Work to do →
Reproduce the listing below without any change.

--- Begin Source records ---

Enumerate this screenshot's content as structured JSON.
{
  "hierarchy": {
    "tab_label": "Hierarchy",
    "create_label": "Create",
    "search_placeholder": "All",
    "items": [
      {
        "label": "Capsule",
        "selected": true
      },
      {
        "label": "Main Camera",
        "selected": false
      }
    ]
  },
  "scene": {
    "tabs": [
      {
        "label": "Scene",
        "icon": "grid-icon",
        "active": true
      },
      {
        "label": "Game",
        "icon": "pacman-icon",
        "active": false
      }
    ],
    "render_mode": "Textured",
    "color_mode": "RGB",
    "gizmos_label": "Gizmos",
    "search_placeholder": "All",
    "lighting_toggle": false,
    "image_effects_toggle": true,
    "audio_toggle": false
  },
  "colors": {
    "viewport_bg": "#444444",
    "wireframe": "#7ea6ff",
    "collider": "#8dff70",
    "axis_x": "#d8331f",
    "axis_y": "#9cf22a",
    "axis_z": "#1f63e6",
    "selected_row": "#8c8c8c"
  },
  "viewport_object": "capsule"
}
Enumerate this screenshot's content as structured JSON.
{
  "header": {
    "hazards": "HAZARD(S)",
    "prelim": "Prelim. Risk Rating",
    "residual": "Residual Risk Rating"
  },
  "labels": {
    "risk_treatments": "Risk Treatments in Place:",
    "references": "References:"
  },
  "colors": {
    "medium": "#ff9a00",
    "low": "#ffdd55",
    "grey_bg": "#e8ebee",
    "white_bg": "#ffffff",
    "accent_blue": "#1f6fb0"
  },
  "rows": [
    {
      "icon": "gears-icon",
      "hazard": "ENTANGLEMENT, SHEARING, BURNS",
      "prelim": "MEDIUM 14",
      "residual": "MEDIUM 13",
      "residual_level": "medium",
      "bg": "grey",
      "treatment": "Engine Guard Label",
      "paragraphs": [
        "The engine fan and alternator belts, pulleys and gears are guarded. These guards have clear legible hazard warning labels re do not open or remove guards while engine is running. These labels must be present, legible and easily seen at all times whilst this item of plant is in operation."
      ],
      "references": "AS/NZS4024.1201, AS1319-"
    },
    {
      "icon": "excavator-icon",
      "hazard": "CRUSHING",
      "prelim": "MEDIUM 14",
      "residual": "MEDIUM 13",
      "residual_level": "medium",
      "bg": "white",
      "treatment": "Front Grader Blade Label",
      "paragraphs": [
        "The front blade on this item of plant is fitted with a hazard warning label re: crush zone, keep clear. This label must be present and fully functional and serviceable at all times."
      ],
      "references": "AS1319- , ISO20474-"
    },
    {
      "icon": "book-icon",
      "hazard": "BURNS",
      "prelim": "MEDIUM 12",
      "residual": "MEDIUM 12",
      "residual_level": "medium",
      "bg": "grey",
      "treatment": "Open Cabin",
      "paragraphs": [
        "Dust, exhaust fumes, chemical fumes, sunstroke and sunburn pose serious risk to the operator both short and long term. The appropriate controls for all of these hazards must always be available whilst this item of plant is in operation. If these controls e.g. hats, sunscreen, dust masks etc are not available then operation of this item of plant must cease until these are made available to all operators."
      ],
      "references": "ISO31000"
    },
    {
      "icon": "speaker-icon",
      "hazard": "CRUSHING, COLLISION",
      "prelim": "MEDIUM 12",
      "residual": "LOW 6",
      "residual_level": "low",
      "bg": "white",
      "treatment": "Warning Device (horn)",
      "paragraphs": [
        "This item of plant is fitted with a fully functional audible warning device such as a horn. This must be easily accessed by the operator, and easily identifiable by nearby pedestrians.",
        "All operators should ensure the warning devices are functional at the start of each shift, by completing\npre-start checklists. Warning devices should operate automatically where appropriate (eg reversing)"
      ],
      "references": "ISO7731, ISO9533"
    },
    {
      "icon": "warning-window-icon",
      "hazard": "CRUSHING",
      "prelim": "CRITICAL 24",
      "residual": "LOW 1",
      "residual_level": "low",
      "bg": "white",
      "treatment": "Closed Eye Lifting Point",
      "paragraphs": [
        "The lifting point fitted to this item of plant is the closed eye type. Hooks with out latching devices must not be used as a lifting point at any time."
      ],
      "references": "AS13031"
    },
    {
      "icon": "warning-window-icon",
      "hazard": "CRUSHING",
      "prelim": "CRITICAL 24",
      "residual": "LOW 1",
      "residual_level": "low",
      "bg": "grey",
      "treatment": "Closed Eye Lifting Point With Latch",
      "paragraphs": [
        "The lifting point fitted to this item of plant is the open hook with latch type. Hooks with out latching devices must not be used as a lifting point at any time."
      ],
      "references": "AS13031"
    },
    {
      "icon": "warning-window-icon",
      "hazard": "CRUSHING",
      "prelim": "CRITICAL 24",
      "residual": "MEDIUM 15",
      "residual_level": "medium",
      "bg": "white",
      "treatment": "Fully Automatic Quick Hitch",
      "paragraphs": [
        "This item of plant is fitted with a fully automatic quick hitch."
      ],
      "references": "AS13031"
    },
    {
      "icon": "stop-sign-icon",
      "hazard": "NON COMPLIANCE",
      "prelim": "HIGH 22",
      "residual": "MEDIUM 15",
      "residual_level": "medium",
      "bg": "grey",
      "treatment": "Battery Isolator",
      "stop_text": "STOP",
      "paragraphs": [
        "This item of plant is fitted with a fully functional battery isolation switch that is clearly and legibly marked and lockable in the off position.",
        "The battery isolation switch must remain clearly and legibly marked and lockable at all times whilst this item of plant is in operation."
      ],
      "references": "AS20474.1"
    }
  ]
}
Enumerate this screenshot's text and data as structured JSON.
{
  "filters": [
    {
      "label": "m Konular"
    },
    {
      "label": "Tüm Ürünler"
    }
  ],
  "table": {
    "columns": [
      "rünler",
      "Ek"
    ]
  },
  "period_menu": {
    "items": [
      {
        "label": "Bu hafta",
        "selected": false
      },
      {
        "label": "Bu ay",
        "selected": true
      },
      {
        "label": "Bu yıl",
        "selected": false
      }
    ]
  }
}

--- End Source records ---

Answer to this exercise →
Enumerate this screenshot's content as structured JSON.
{
  "hierarchy": {
    "tab_label": "Hierarchy",
    "create_label": "Create",
    "search_placeholder": "All",
    "items": [
      {
        "label": "Capsule",
        "selected": true
      },
      {
        "label": "Main Camera",
        "selected": false
      }
    ]
  },
  "scene": {
    "tabs": [
      {
        "label": "Scene",
        "icon": "grid-icon",
        "active": true
      },
      {
        "label": "Game",
        "icon": "pacman-icon",
        "active": false
      }
    ],
    "render_mode": "Textured",
    "color_mode": "RGB",
    "gizmos_label": "Gizmos",
    "search_placeholder": "All",
    "lighting_toggle": false,
    "image_effects_toggle": true,
    "audio_toggle": false
  },
  "colors": {
    "viewport_bg": "#444444",
    "wireframe": "#7ea6ff",
    "collider": "#8dff70",
    "axis_x": "#d8331f",
    "axis_y": "#9cf22a",
    "axis_z": "#1f63e6",
    "selected_row": "#8c8c8c"
  },
  "viewport_object": "capsule"
}
Enumerate this screenshot's content as structured JSON.
{
  "header": {
    "hazards": "HAZARD(S)",
    "prelim": "Prelim. Risk Rating",
    "residual": "Residual Risk Rating"
  },
  "labels": {
    "risk_treatments": "Risk Treatments in Place:",
    "references": "References:"
  },
  "colors": {
    "medium": "#ff9a00",
    "low": "#ffdd55",
    "grey_bg": "#e8ebee",
    "white_bg": "#ffffff",
    "accent_blue": "#1f6fb0"
  },
  "rows": [
    {
      "icon": "gears-icon",
      "hazard": "ENTANGLEMENT, SHEARING, BURNS",
      "prelim": "MEDIUM 14",
      "residual": "MEDIUM 13",
      "residual_level": "medium",
      "bg": "grey",
      "treatment": "Engine Guard Label",
      "paragraphs": [
        "The engine fan and alternator belts, pulleys and gears are guarded. These guards have clear legible hazard warning labels re do not open or remove guards while engine is running. These labels must be present, legible and easily seen at all times whilst this item of plant is in operation."
      ],
      "references": "AS/NZS4024.1201, AS1319-"
    },
    {
      "icon": "excavator-icon",
      "hazard": "CRUSHING",
      "prelim": "MEDIUM 14",
      "residual": "MEDIUM 13",
      "residual_level": "medium",
      "bg": "white",
      "treatment": "Front Grader Blade Label",
      "paragraphs": [
        "The front blade on this item of plant is fitted with a hazard warning label re: crush zone, keep clear. This label must be present and fully functional and serviceable at all times."
      ],
      "references": "AS1319- , ISO20474-"
    },
    {
      "icon": "book-icon",
      "hazard": "BURNS",
      "prelim": "MEDIUM 12",
      "residual": "MEDIUM 12",
      "residual_level": "medium",
      "bg": "grey",
      "treatment": "Open Cabin",
      "paragraphs": [
        "Dust, exhaust fumes, chemical fumes, sunstroke and sunburn pose serious risk to the operator both short and long term. The appropriate controls for all of these hazards must always be available whilst this item of plant is in operation. If these controls e.g. hats, sunscreen, dust masks etc are not available then operation of this item of plant must cease until these are made available to all operators."
      ],
      "references": "ISO31000"
    },
    {
      "icon": "speaker-icon",
      "hazard": "CRUSHING, COLLISION",
      "prelim": "MEDIUM 12",
      "residual": "LOW 6",
      "residual_level": "low",
      "bg": "white",
      "treatment": "Warning Device (horn)",
      "paragraphs": [
        "This item of plant is fitted with a fully functional audible warning device such as a horn. This must be easily accessed by the operator, and easily identifiable by nearby pedestrians.",
        "All operators should ensure the warning devices are functional at the start of each shift, by completing\npre-start checklists. Warning devices should operate automatically where appropriate (eg reversing)"
      ],
      "references": "ISO7731, ISO9533"
    },
    {
      "icon": "warning-window-icon",
      "hazard": "CRUSHING",
      "prelim": "CRITICAL 24",
      "residual": "LOW 1",
      "residual_level": "low",
      "bg": "white",
      "treatment": "Closed Eye Lifting Point",
      "paragraphs": [
        "The lifting point fitted to this item of plant is the closed eye type. Hooks with out latching devices must not be used as a lifting point at any time."
      ],
      "references": "AS13031"
    },
    {
      "icon": "warning-window-icon",
      "hazard": "CRUSHING",
      "prelim": "CRITICAL 24",
      "residual": "LOW 1",
      "residual_level": "low",
      "bg": "grey",
      "treatment": "Closed Eye Lifting Point With Latch",
      "paragraphs": [
        "The lifting point fitted to this item of plant is the open hook with latch type. Hooks with out latching devices must not be used as a lifting point at any time."
      ],
      "references": "AS13031"
    },
    {
      "icon": "warning-window-icon",
      "hazard": "CRUSHING",
      "prelim": "CRITICAL 24",
      "residual": "MEDIUM 15",
      "residual_level": "medium",
      "bg": "white",
      "treatment": "Fully Automatic Quick Hitch",
      "paragraphs": [
        "This item of plant is fitted with a fully automatic quick hitch."
      ],
      "references": "AS13031"
    },
    {
      "icon": "stop-sign-icon",
      "hazard": "NON COMPLIANCE",
      "prelim": "HIGH 22",
      "residual": "MEDIUM 15",
      "residual_level": "medium",
      "bg": "grey",
      "treatment": "Battery Isolator",
      "stop_text": "STOP",
      "paragraphs": [
        "This item of plant is fitted with a fully functional battery isolation switch that is clearly and legibly marked and lockable in the off position.",
        "The battery isolation switch must remain clearly and legibly marked and lockable at all times whilst this item of plant is in operation."
      ],
      "references": "AS20474.1"
    }
  ]
}
Enumerate this screenshot's text and data as structured JSON.
{
  "filters": [
    {
      "label": "m Konular"
    },
    {
      "label": "Tüm Ürünler"
    }
  ],
  "table": {
    "columns": [
      "rünler",
      "Ek"
    ]
  },
  "period_menu": {
    "items": [
      {
        "label": "Bu hafta",
        "selected": false
      },
      {
        "label": "Bu ay",
        "selected": true
      },
      {
        "label": "Bu yıl",
        "selected": false
      }
    ]
  }
}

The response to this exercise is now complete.